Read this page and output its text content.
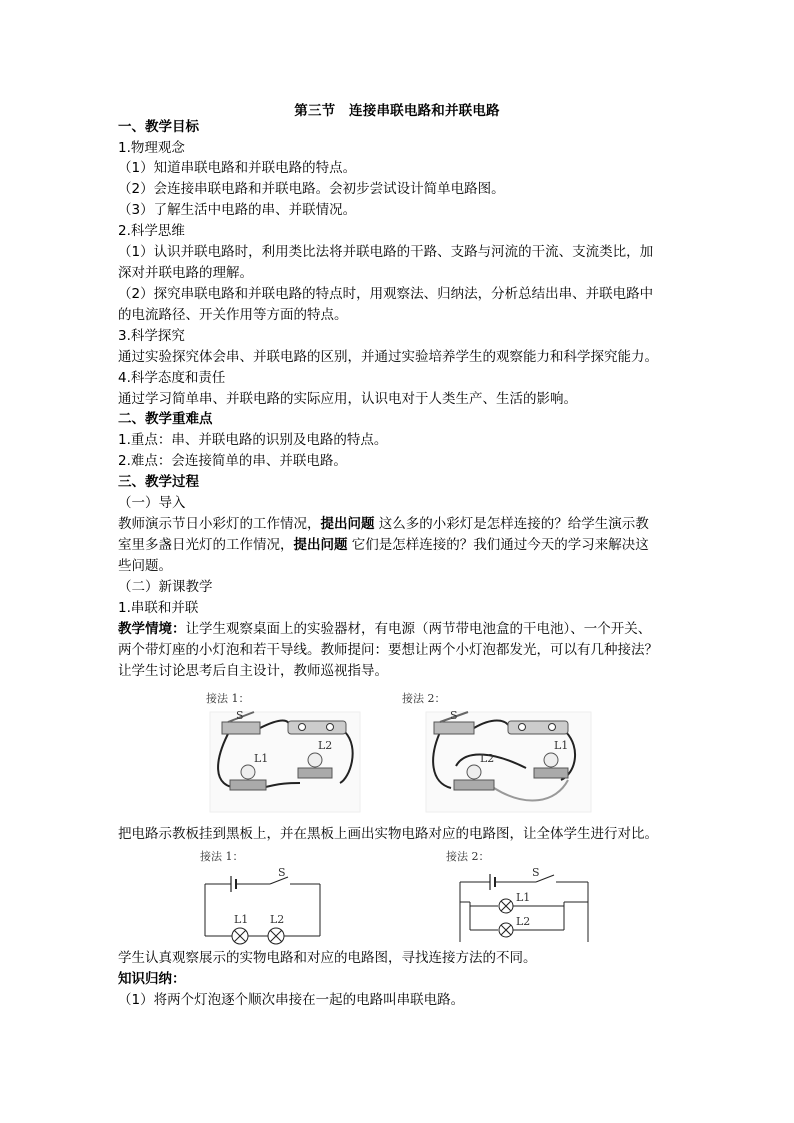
第三节　连接串联电路和并联电路
一、教学目标
1.物理观念
（1）知道串联电路和并联电路的特点。
（2）会连接串联电路和并联电路。会初步尝试设计简单电路图。
（3）了解生活中电路的串、并联情况。
2.科学思维
（1）认识并联电路时，利用类比法将并联电路的干路、支路与河流的干流、支流类比，加
深对并联电路的理解。
（2）探究串联电路和并联电路的特点时，用观察法、归纳法，分析总结出串、并联电路中
的电流路径、开关作用等方面的特点。
3.科学探究
通过实验探究体会串、并联电路的区别，并通过实验培养学生的观察能力和科学探究能力。
4.科学态度和责任
通过学习简单串、并联电路的实际应用，认识电对于人类生产、生活的影响。
二、教学重难点
1.重点：串、并联电路的识别及电路的特点。
2.难点：会连接简单的串、并联电路。
三、教学过程
（一）导入
教师演示节日小彩灯的工作情况，提出问题 这么多的小彩灯是怎样连接的？给学生演示教
室里多盏日光灯的工作情况，提出问题 它们是怎样连接的？我们通过今天的学习来解决这
些问题。
（二）新课教学
1.串联和并联
教学情境：让学生观察桌面上的实验器材，有电源（两节带电池盒的干电池）、一个开关、
两个带灯座的小灯泡和若干导线。教师提问：要想让两个小灯泡都发光，可以有几种接法？
让学生讨论思考后自主设计，教师巡视指导。
接法 1：
S
L1
L2
接法 2：
S
L2
L1
把电路示教板挂到黑板上，并在黑板上画出实物电路对应的电路图，让全体学生进行对比。
接法 1：
S
L1 L2
接法 2：
S
L1
L2
学生认真观察展示的实物电路和对应的电路图，寻找连接方法的不同。
知识归纳：
（1）将两个灯泡逐个顺次串接在一起的电路叫串联电路。
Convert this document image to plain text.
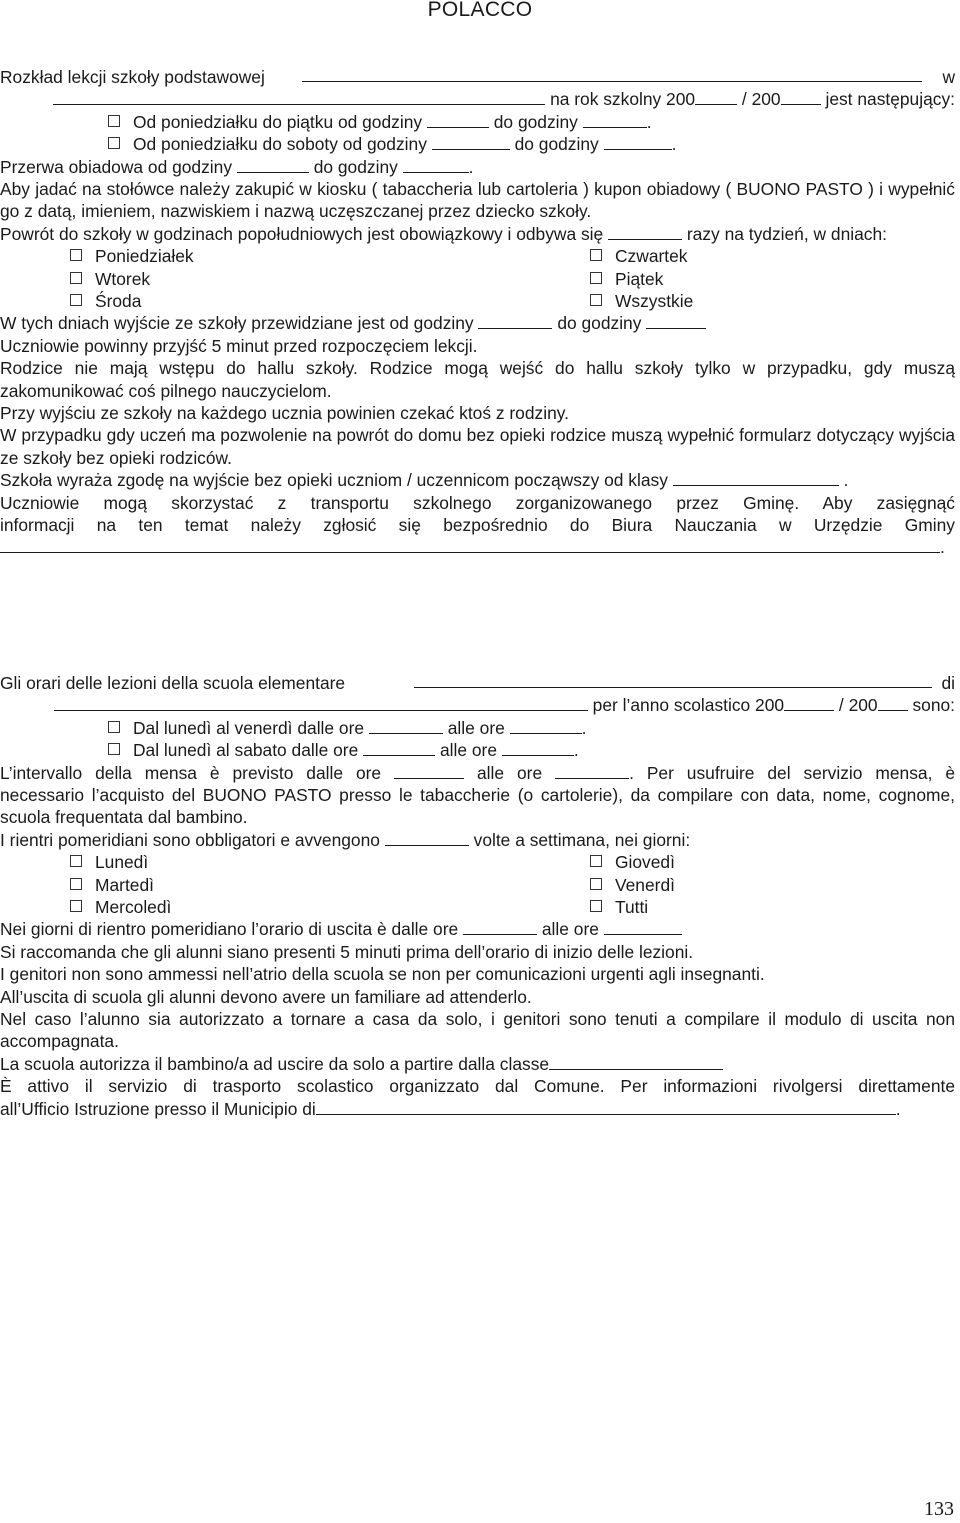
POLACCO
Rozkład lekcji szkoły podstawowej	w
na rok szkolny 200	/ 200	jest następujący:
Od poniedziałku do piątku od godziny	do godziny	.
Od poniedziałku do soboty od godziny	do godziny	.
Przerwa obiadowa od godziny	do godziny	.
Aby jadać na stołówce należy zakupić w kiosku ( tabaccheria lub cartoleria ) kupon obiadowy ( BUONO PASTO ) i wypełnić go z datą, imieniem, nazwiskiem i nazwą uczęszczanej przez dziecko szkoły.
Powrót do szkoły w godzinach popołudniowych jest obowiązkowy i odbywa się	razy na tydzień, w dniach:
Poniedziałek	Czwartek
Wtorek	Piątek
Środa	Wszystkie
W tych dniach wyjście ze szkoły przewidziane jest od godziny	do godziny
Uczniowie powinny przyjść 5 minut przed rozpoczęciem lekcji.
Rodzice nie mają wstępu do hallu szkoły. Rodzice mogą wejść do hallu szkoły tylko w przypadku, gdy muszą zakomunikować coś pilnego nauczycielom.
Przy wyjściu ze szkoły na każdego ucznia powinien czekać ktoś z rodziny.
W przypadku gdy uczeń ma pozwolenie na powrót do domu bez opieki rodzice muszą wypełnić formularz dotyczący wyjścia ze szkoły bez opieki rodziców.
Szkoła wyraża zgodę na wyjście bez opieki uczniom / uczennicom począwszy od klasy	.
Uczniowie mogą skorzystać z transportu szkolnego zorganizowanego przez Gminę. Aby zasięgnąć
informacji na ten temat należy zgłosić się bezpośrednio do Biura Nauczania w Urzędzie Gminy
.
Gli orari delle lezioni della scuola elementare	di
per l’anno scolastico 200	/ 200 sono:
Dal lunedì al venerdì dalle ore	alle ore	.
Dal lunedì al sabato dalle ore	alle ore	.
L’intervallo della mensa è previsto dalle ore	alle ore	. Per usufruire del servizio mensa, è
necessario l’acquisto del BUONO PASTO presso le tabaccherie (o cartolerie), da compilare con data, nome, cognome, scuola frequentata dal bambino.
I rientri pomeridiani sono obbligatori e avvengono	volte a settimana, nei giorni:
Lunedì	Giovedì
Martedì	Venerdì
Mercoledì	Tutti
Nei giorni di rientro pomeridiano l’orario di uscita è dalle ore	alle ore
Si raccomanda che gli alunni siano presenti 5 minuti prima dell’orario di inizio delle lezioni.
I genitori non sono ammessi nell’atrio della scuola se non per comunicazioni urgenti agli insegnanti.
All’uscita di scuola gli alunni devono avere un familiare ad attenderlo.
Nel caso l’alunno sia autorizzato a tornare a casa da solo, i genitori sono tenuti a compilare il modulo di uscita non accompagnata.
La scuola autorizza il bambino/a ad uscire da solo a partire dalla classe
È attivo il servizio di trasporto scolastico organizzato dal Comune. Per informazioni rivolgersi direttamente
all’Ufficio Istruzione presso il Municipio di	.
133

•••

Determine how many lines of the listing hold the word "delle" and reply with that figure alone.

2